* **Dataset entries on figures**:

● ● ●

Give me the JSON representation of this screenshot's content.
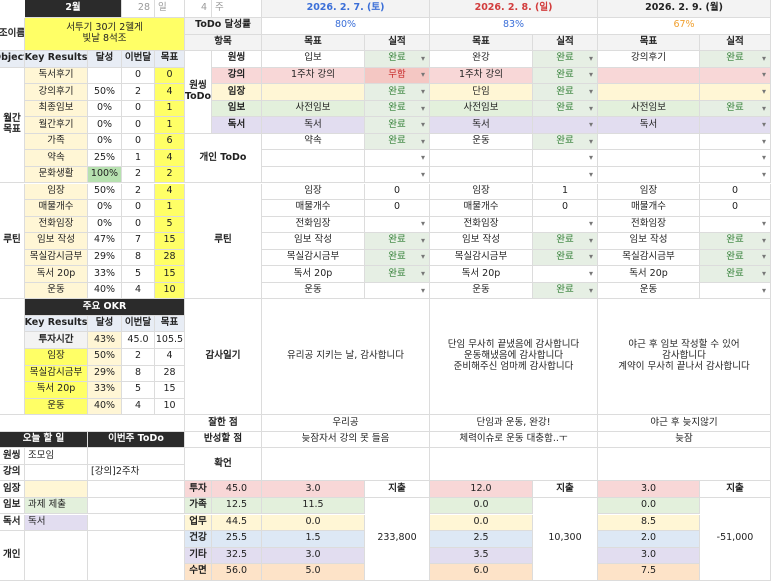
{
  "header": {
    "month": "2월",
    "days": "28",
    "days_unit": "일",
    "weeks": "4",
    "weeks_unit": "주",
    "dates": [
      "2026. 2. 7. (토)",
      "2026. 2. 8. (일)",
      "2026. 2. 9. (월)"
    ]
  },
  "group": {
    "label": "조이름",
    "name": [
      "서투기 30기 2헬게",
      "빛날 8석조"
    ]
  },
  "todo_rate": {
    "label": "ToDo 달성률",
    "values": [
      "80%",
      "83%",
      "67%"
    ]
  },
  "columns": {
    "item": "항목",
    "goal": "목표",
    "result": "실적"
  },
  "monthly": {
    "label": [
      "월간",
      "목표"
    ],
    "header": [
      "Objecti",
      "Key Results",
      "달성",
      "이번달",
      "목표"
    ],
    "rows": [
      [
        "독서후기",
        null,
        "0",
        "0"
      ],
      [
        "강의후기",
        "50%",
        "2",
        "4"
      ],
      [
        "최종임보",
        "0%",
        "0",
        "1"
      ],
      [
        "월간후기",
        "0%",
        "0",
        "1"
      ],
      [
        "가족",
        "0%",
        "0",
        "6"
      ],
      [
        "약속",
        "25%",
        "1",
        "4"
      ],
      [
        "문화생활",
        "100%",
        "2",
        "2"
      ]
    ]
  },
  "onething": {
    "label": [
      "원씽",
      "ToDo"
    ],
    "rows": [
      {
        "item": "원씽",
        "days": [
          [
            "입보",
            "완료"
          ],
          [
            "완강",
            "완료"
          ],
          [
            "강의후기",
            "완료"
          ]
        ]
      },
      {
        "item": "강의",
        "days": [
          [
            "1주차 강의",
            "무함"
          ],
          [
            "1주차 강의",
            "완료"
          ],
          [
            null,
            null
          ]
        ]
      },
      {
        "item": "임장",
        "days": [
          [
            null,
            "완료"
          ],
          [
            "단임",
            "완료"
          ],
          [
            null,
            null
          ]
        ]
      },
      {
        "item": "임보",
        "days": [
          [
            "사전임보",
            "완료"
          ],
          [
            "사전임보",
            "완료"
          ],
          [
            "사전임보",
            "완료"
          ]
        ]
      },
      {
        "item": "독서",
        "days": [
          [
            "독서",
            "완료"
          ],
          [
            "독서",
            null
          ],
          [
            "독서",
            null
          ]
        ]
      }
    ]
  },
  "personal": {
    "label": "개인 ToDo",
    "rows": [
      [
        [
          "약속",
          "완료"
        ],
        [
          "운동",
          "완료"
        ],
        [
          null,
          null
        ]
      ],
      [
        [
          null,
          null
        ],
        [
          null,
          null
        ],
        [
          null,
          null
        ]
      ],
      [
        [
          null,
          null
        ],
        [
          null,
          null
        ],
        [
          null,
          null
        ]
      ]
    ]
  },
  "routine": {
    "label": "루틴",
    "rows": [
      [
        "임장",
        "50%",
        "2",
        "4"
      ],
      [
        "매물개수",
        "0%",
        "0",
        "1"
      ],
      [
        "전화임장",
        "0%",
        "0",
        "5"
      ],
      [
        "임보 작성",
        "47%",
        "7",
        "15"
      ],
      [
        "목실감시금부",
        "29%",
        "8",
        "28"
      ],
      [
        "독서 20p",
        "33%",
        "5",
        "15"
      ],
      [
        "운동",
        "40%",
        "4",
        "10"
      ]
    ],
    "days": [
      [
        [
          "임장",
          "0"
        ],
        [
          "임장",
          "1"
        ],
        [
          "임장",
          "0"
        ]
      ],
      [
        [
          "매물개수",
          "0"
        ],
        [
          "매물개수",
          "0"
        ],
        [
          "매물개수",
          "0"
        ]
      ],
      [
        [
          "전화임장",
          null
        ],
        [
          "전화임장",
          null
        ],
        [
          "전화임장",
          null
        ]
      ],
      [
        [
          "임보 작성",
          "완료"
        ],
        [
          "임보 작성",
          "완료"
        ],
        [
          "임보 작성",
          "완료"
        ]
      ],
      [
        [
          "목실감시금부",
          "완료"
        ],
        [
          "목실감시금부",
          "완료"
        ],
        [
          "목실감시금부",
          "완료"
        ]
      ],
      [
        [
          "독서 20p",
          "완료"
        ],
        [
          "독서 20p",
          null
        ],
        [
          "독서 20p",
          "완료"
        ]
      ],
      [
        [
          "운동",
          null
        ],
        [
          "운동",
          "완료"
        ],
        [
          "운동",
          null
        ]
      ]
    ]
  },
  "okr": {
    "title": "주요 OKR",
    "header": [
      "Key Results",
      "달성",
      "이번달",
      "목표"
    ],
    "rows": [
      [
        "투자시간",
        "43%",
        "45.0",
        "105.5"
      ],
      [
        "임장",
        "50%",
        "2",
        "4"
      ],
      [
        "목실감시금부",
        "29%",
        "8",
        "28"
      ],
      [
        "독서 20p",
        "33%",
        "5",
        "15"
      ],
      [
        "운동",
        "40%",
        "4",
        "10"
      ]
    ]
  },
  "gratitude": {
    "label": "감사일기",
    "days": [
      [
        "유리공 지키는 날, 감사합니다"
      ],
      [
        "단임 무사히 끝냈음에 감사합니다",
        "운동해냈음에 감사합니다",
        "준비해주신 엄마께 감사합니다"
      ],
      [
        "야근 후 임보 작성할 수 있어",
        "감사합니다",
        "계약이 무사히 끝나서 감사합니다"
      ]
    ]
  },
  "good": {
    "label": "잘한 점",
    "days": [
      "우리공",
      "단임과 운동, 완강!",
      "야근 후 늦지않기"
    ]
  },
  "reflect": {
    "label": "반성할 점",
    "days": [
      "늦잠자서 강의 못 들음",
      "체력이슈로 운동 대충함..ㅜ",
      "늦잠"
    ]
  },
  "affirm": {
    "label": "확언"
  },
  "today": {
    "title": "오늘 할 일",
    "week_title": "이번주 ToDo",
    "rows": [
      {
        "label": "원씽",
        "today": "조모임"
      },
      {
        "label": "강의",
        "week": "[강의]2주차"
      },
      {
        "label": "임장"
      },
      {
        "label": "임보",
        "today": "과제 제출"
      },
      {
        "label": "독서",
        "today": "독서"
      },
      {
        "label": "개인"
      }
    ]
  },
  "time": {
    "spend_label": "지출",
    "spend": [
      "233,800",
      "10,300",
      "-51,000"
    ],
    "rows": [
      {
        "label": "투자",
        "total": "45.0",
        "days": [
          "3.0",
          "12.0",
          "3.0"
        ]
      },
      {
        "label": "가족",
        "total": "12.5",
        "days": [
          "11.5",
          "0.0",
          "0.0"
        ]
      },
      {
        "label": "업무",
        "total": "44.5",
        "days": [
          "0.0",
          "0.0",
          "8.5"
        ]
      },
      {
        "label": "건강",
        "total": "25.5",
        "days": [
          "1.5",
          "2.5",
          "2.0"
        ]
      },
      {
        "label": "기타",
        "total": "32.5",
        "days": [
          "3.0",
          "3.5",
          "3.0"
        ]
      },
      {
        "label": "수면",
        "total": "56.0",
        "days": [
          "5.0",
          "6.0",
          "7.5"
        ]
      }
    ]
  }
}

● ● ●

* **EXERCISE DIRECTIONS**:
What is the number of lines in the records that contain the string "item"? Give only that number.

* **ANSWER FOR THIS EXERCISE**:
6